┌─ INPUT ROWS

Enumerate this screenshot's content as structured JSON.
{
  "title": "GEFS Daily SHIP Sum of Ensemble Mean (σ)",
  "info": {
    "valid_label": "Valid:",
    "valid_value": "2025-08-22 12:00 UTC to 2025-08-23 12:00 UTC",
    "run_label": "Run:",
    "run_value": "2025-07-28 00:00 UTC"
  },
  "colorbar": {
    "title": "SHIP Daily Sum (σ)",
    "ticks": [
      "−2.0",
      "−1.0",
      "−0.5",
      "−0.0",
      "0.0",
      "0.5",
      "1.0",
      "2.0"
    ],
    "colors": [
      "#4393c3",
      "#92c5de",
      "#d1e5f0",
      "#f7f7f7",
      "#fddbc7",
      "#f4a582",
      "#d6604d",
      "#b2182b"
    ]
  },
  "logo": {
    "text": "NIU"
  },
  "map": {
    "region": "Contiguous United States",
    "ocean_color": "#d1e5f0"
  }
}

└─

§ EXERCISE PROMPT:
Each line of the material above needs to be quoted exactly, please.

§ SOLUTION FOR THIS EXERCISE:
Enumerate this screenshot's content as structured JSON.
{
  "title": "GEFS Daily SHIP Sum of Ensemble Mean (σ)",
  "info": {
    "valid_label": "Valid:",
    "valid_value": "2025-08-22 12:00 UTC to 2025-08-23 12:00 UTC",
    "run_label": "Run:",
    "run_value": "2025-07-28 00:00 UTC"
  },
  "colorbar": {
    "title": "SHIP Daily Sum (σ)",
    "ticks": [
      "−2.0",
      "−1.0",
      "−0.5",
      "−0.0",
      "0.0",
      "0.5",
      "1.0",
      "2.0"
    ],
    "colors": [
      "#4393c3",
      "#92c5de",
      "#d1e5f0",
      "#f7f7f7",
      "#fddbc7",
      "#f4a582",
      "#d6604d",
      "#b2182b"
    ]
  },
  "logo": {
    "text": "NIU"
  },
  "map": {
    "region": "Contiguous United States",
    "ocean_color": "#d1e5f0"
  }
}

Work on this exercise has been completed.